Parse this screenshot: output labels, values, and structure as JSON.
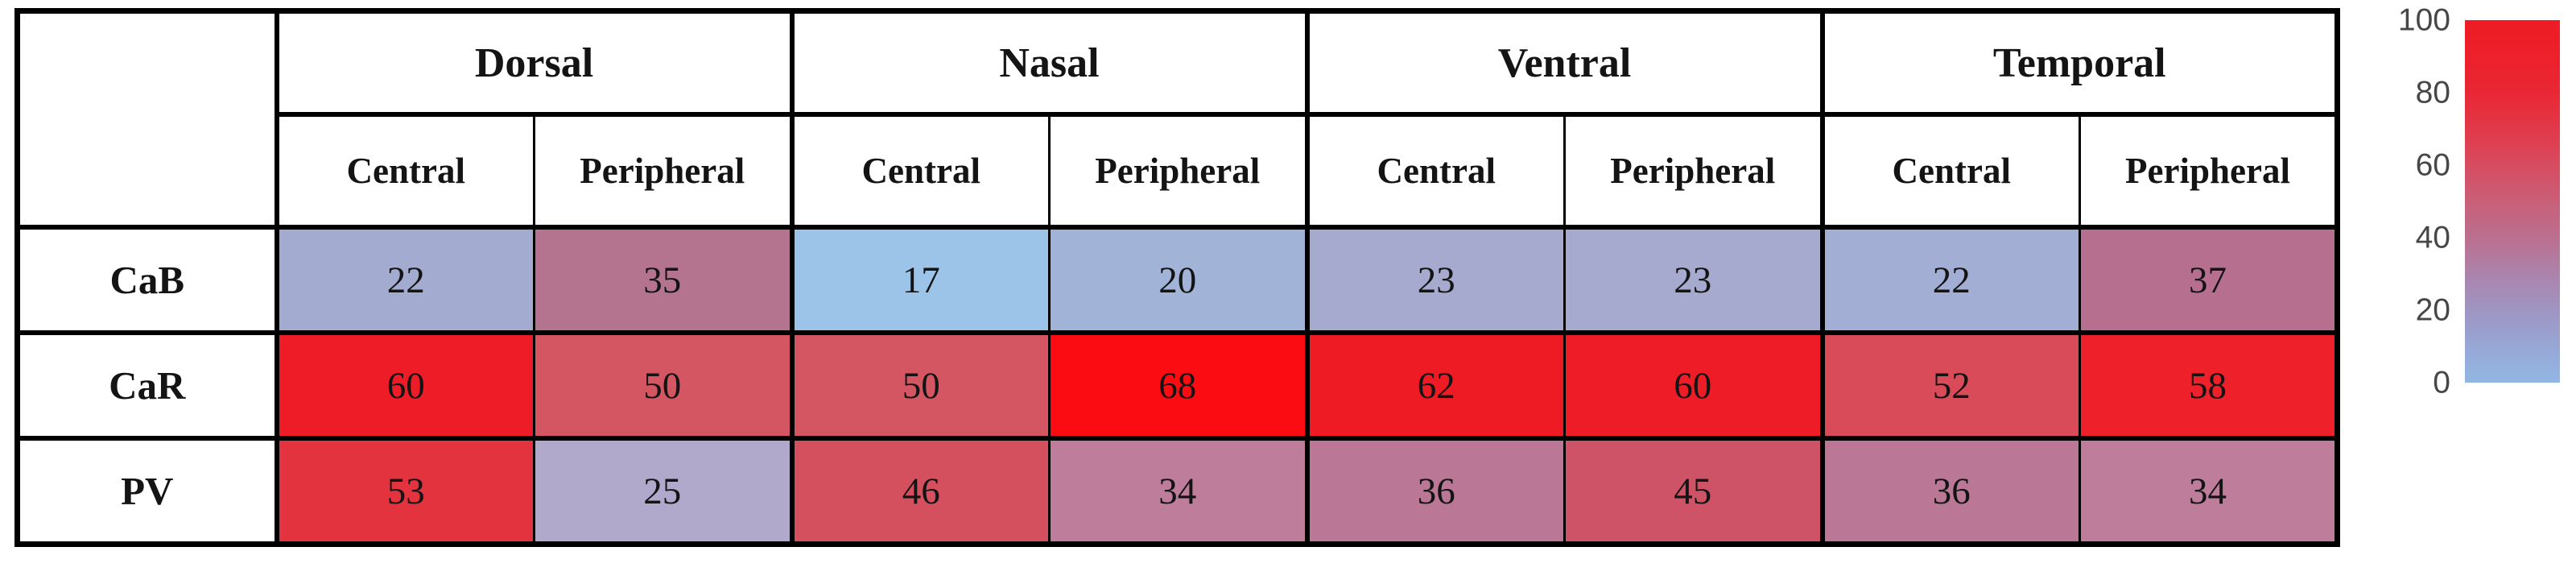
{
  "figure": {
    "background": "#ffffff",
    "border_color": "#000000",
    "number_text_color": "#141414"
  },
  "chart_data": {
    "type": "heatmap",
    "title": "",
    "corner_label": "",
    "column_groups": [
      {
        "label": "Dorsal",
        "sub_columns": [
          "Central",
          "Peripheral"
        ]
      },
      {
        "label": "Nasal",
        "sub_columns": [
          "Central",
          "Peripheral"
        ]
      },
      {
        "label": "Ventral",
        "sub_columns": [
          "Central",
          "Peripheral"
        ]
      },
      {
        "label": "Temporal",
        "sub_columns": [
          "Central",
          "Peripheral"
        ]
      }
    ],
    "rows": [
      {
        "label": "CaB",
        "values": [
          22,
          35,
          17,
          20,
          23,
          23,
          22,
          37
        ],
        "cell_colors": [
          "#a3abd1",
          "#b4738f",
          "#9cc4e8",
          "#a2b3d8",
          "#a6aacf",
          "#a6aacf",
          "#a3aed4",
          "#b76f90"
        ]
      },
      {
        "label": "CaR",
        "values": [
          60,
          50,
          50,
          68,
          62,
          60,
          52,
          58
        ],
        "cell_colors": [
          "#ed1c26",
          "#d55663",
          "#d55663",
          "#fb0c12",
          "#ee1b24",
          "#ed1c26",
          "#d94b59",
          "#ee2029"
        ]
      },
      {
        "label": "PV",
        "values": [
          53,
          25,
          46,
          34,
          36,
          45,
          36,
          34
        ],
        "cell_colors": [
          "#e2333f",
          "#b0a9cb",
          "#d5505f",
          "#bd7d9b",
          "#ba7896",
          "#cf5366",
          "#ba7896",
          "#bd7d9b"
        ]
      }
    ],
    "value_range": [
      0,
      100
    ],
    "grid": true,
    "legend_position": "right",
    "colorbar": {
      "ticks": [
        100,
        80,
        60,
        40,
        20,
        0
      ],
      "tick_text_color": "#474747",
      "gradient_stops": [
        {
          "pos": 0.0,
          "color": "#ee1b23"
        },
        {
          "pos": 0.2,
          "color": "#e92734"
        },
        {
          "pos": 0.35,
          "color": "#dd4254"
        },
        {
          "pos": 0.5,
          "color": "#c95f78"
        },
        {
          "pos": 0.62,
          "color": "#b87394"
        },
        {
          "pos": 0.72,
          "color": "#a987b0"
        },
        {
          "pos": 0.82,
          "color": "#9d98c6"
        },
        {
          "pos": 0.92,
          "color": "#96aad8"
        },
        {
          "pos": 1.0,
          "color": "#92b7e4"
        }
      ]
    }
  }
}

● ● ●

*REQUIRED WORK:*
Print each record exactly as it stands, leaving the images out.

*RESPONSE FOR THIS EXERCISE:*
Parse this screenshot: output labels, values, and structure as JSON.
{
  "figure": {
    "background": "#ffffff",
    "border_color": "#000000",
    "number_text_color": "#141414"
  },
  "chart_data": {
    "type": "heatmap",
    "title": "",
    "corner_label": "",
    "column_groups": [
      {
        "label": "Dorsal",
        "sub_columns": [
          "Central",
          "Peripheral"
        ]
      },
      {
        "label": "Nasal",
        "sub_columns": [
          "Central",
          "Peripheral"
        ]
      },
      {
        "label": "Ventral",
        "sub_columns": [
          "Central",
          "Peripheral"
        ]
      },
      {
        "label": "Temporal",
        "sub_columns": [
          "Central",
          "Peripheral"
        ]
      }
    ],
    "rows": [
      {
        "label": "CaB",
        "values": [
          22,
          35,
          17,
          20,
          23,
          23,
          22,
          37
        ],
        "cell_colors": [
          "#a3abd1",
          "#b4738f",
          "#9cc4e8",
          "#a2b3d8",
          "#a6aacf",
          "#a6aacf",
          "#a3aed4",
          "#b76f90"
        ]
      },
      {
        "label": "CaR",
        "values": [
          60,
          50,
          50,
          68,
          62,
          60,
          52,
          58
        ],
        "cell_colors": [
          "#ed1c26",
          "#d55663",
          "#d55663",
          "#fb0c12",
          "#ee1b24",
          "#ed1c26",
          "#d94b59",
          "#ee2029"
        ]
      },
      {
        "label": "PV",
        "values": [
          53,
          25,
          46,
          34,
          36,
          45,
          36,
          34
        ],
        "cell_colors": [
          "#e2333f",
          "#b0a9cb",
          "#d5505f",
          "#bd7d9b",
          "#ba7896",
          "#cf5366",
          "#ba7896",
          "#bd7d9b"
        ]
      }
    ],
    "value_range": [
      0,
      100
    ],
    "grid": true,
    "legend_position": "right",
    "colorbar": {
      "ticks": [
        100,
        80,
        60,
        40,
        20,
        0
      ],
      "tick_text_color": "#474747",
      "gradient_stops": [
        {
          "pos": 0.0,
          "color": "#ee1b23"
        },
        {
          "pos": 0.2,
          "color": "#e92734"
        },
        {
          "pos": 0.35,
          "color": "#dd4254"
        },
        {
          "pos": 0.5,
          "color": "#c95f78"
        },
        {
          "pos": 0.62,
          "color": "#b87394"
        },
        {
          "pos": 0.72,
          "color": "#a987b0"
        },
        {
          "pos": 0.82,
          "color": "#9d98c6"
        },
        {
          "pos": 0.92,
          "color": "#96aad8"
        },
        {
          "pos": 1.0,
          "color": "#92b7e4"
        }
      ]
    }
  }
}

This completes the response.